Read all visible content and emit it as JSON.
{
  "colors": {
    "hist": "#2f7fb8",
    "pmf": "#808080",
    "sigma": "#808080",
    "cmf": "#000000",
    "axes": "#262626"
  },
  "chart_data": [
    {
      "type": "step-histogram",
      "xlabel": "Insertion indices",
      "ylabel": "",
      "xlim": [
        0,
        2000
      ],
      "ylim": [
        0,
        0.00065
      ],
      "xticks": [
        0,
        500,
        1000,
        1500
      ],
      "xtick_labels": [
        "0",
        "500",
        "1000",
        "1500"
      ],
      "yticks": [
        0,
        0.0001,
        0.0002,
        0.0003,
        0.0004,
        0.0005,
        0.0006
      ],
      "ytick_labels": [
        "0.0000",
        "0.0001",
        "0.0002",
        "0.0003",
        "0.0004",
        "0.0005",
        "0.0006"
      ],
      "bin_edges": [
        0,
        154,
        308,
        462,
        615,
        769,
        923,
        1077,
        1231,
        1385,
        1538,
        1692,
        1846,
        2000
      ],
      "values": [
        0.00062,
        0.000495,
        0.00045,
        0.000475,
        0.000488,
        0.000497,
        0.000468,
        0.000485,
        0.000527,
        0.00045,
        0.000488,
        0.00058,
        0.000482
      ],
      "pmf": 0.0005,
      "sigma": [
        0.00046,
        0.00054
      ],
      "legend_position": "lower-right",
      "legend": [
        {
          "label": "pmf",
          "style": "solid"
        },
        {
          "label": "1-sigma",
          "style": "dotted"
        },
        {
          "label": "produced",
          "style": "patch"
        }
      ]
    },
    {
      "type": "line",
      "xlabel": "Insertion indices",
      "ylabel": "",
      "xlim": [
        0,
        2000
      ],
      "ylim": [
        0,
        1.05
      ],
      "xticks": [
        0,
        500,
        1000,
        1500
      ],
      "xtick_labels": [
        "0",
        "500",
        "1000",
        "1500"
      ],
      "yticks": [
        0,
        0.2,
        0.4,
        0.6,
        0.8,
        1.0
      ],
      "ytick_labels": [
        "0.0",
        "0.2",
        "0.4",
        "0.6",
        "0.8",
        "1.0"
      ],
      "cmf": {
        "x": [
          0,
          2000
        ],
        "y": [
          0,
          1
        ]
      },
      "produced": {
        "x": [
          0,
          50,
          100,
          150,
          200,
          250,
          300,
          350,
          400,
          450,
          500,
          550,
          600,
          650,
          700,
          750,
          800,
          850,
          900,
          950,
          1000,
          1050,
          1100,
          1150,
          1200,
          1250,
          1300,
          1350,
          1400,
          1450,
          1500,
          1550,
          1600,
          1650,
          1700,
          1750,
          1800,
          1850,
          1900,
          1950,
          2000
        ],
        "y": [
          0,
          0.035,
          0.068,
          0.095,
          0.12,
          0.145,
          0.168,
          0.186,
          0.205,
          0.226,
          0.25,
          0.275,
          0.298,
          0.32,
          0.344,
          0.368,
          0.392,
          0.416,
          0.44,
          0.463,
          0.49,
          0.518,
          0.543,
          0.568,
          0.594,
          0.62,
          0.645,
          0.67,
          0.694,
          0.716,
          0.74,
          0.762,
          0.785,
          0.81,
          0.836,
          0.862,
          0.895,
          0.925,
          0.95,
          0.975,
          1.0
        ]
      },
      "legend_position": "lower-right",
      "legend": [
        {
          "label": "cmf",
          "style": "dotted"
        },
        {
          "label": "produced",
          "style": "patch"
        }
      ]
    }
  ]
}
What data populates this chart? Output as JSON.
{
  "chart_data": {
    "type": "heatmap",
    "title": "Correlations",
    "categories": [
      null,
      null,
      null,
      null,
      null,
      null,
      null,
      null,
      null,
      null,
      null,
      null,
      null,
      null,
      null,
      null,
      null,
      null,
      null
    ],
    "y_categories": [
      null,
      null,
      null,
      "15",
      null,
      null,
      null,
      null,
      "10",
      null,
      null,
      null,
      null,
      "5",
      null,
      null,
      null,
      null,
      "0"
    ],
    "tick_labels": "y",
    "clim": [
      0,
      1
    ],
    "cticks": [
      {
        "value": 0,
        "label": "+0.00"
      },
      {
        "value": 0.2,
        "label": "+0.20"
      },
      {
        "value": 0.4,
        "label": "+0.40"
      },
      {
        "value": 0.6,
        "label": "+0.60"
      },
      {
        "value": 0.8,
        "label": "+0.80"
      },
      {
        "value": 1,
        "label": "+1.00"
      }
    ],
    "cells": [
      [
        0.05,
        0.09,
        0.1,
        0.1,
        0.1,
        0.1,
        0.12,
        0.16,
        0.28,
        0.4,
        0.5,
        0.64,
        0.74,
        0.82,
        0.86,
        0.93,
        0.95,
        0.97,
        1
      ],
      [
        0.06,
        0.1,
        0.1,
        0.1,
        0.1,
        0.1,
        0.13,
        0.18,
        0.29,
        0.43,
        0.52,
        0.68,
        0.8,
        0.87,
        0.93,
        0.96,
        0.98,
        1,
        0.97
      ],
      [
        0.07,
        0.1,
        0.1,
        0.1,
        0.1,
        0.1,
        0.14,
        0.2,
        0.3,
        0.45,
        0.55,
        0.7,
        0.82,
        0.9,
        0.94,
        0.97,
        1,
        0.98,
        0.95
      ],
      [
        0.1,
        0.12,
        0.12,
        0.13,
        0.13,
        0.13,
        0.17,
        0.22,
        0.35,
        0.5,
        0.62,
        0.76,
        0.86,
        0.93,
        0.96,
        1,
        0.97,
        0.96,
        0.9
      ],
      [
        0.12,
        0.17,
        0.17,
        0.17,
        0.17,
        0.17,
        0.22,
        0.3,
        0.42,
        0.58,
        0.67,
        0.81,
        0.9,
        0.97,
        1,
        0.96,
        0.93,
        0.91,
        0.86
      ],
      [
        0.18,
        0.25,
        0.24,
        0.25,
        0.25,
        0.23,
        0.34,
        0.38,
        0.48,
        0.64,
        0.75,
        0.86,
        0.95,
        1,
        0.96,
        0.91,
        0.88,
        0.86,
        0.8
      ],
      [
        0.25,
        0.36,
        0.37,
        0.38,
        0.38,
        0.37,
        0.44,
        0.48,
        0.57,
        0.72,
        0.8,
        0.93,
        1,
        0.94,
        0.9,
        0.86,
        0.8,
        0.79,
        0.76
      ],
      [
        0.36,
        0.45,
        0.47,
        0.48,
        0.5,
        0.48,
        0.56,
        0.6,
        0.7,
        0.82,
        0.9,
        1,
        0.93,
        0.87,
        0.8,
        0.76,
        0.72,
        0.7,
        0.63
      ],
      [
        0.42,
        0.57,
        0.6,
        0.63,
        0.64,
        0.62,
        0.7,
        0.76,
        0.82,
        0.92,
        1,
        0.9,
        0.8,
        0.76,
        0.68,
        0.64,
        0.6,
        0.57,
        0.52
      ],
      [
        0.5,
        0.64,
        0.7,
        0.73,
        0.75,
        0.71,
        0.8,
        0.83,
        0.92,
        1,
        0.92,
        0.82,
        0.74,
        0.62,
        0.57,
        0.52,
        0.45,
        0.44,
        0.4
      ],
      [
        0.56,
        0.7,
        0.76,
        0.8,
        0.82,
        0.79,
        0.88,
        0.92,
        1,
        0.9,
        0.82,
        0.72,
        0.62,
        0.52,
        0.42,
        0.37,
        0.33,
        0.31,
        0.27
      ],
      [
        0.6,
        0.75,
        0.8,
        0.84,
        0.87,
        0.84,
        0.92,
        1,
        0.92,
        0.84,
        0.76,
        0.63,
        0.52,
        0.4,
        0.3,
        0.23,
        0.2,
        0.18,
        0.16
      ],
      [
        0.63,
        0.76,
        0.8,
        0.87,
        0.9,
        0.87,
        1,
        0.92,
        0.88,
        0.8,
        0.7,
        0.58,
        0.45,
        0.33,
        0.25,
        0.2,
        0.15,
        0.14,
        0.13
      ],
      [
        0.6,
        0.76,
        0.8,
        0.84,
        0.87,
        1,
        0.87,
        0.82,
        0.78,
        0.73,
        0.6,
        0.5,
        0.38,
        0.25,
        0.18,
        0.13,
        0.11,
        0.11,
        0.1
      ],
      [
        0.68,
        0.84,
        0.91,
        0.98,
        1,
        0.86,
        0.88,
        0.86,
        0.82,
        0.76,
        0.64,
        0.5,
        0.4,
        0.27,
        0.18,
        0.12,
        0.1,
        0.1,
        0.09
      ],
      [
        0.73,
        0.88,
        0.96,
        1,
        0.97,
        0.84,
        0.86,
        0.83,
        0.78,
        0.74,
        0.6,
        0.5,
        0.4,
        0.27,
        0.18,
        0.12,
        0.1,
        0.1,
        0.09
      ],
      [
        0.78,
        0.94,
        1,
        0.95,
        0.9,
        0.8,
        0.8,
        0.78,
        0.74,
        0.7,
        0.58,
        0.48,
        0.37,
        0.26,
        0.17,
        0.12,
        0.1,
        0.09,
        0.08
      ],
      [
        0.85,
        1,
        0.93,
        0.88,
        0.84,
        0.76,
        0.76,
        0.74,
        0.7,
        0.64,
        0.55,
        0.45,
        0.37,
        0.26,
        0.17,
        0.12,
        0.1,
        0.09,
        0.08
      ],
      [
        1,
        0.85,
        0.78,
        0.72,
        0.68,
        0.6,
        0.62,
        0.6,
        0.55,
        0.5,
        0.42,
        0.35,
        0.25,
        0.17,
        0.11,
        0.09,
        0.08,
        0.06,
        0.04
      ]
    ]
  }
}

# Instruction
Determine the number of lines in the entries above where the string "type" appears. Answer with the number alone.

# Output below
3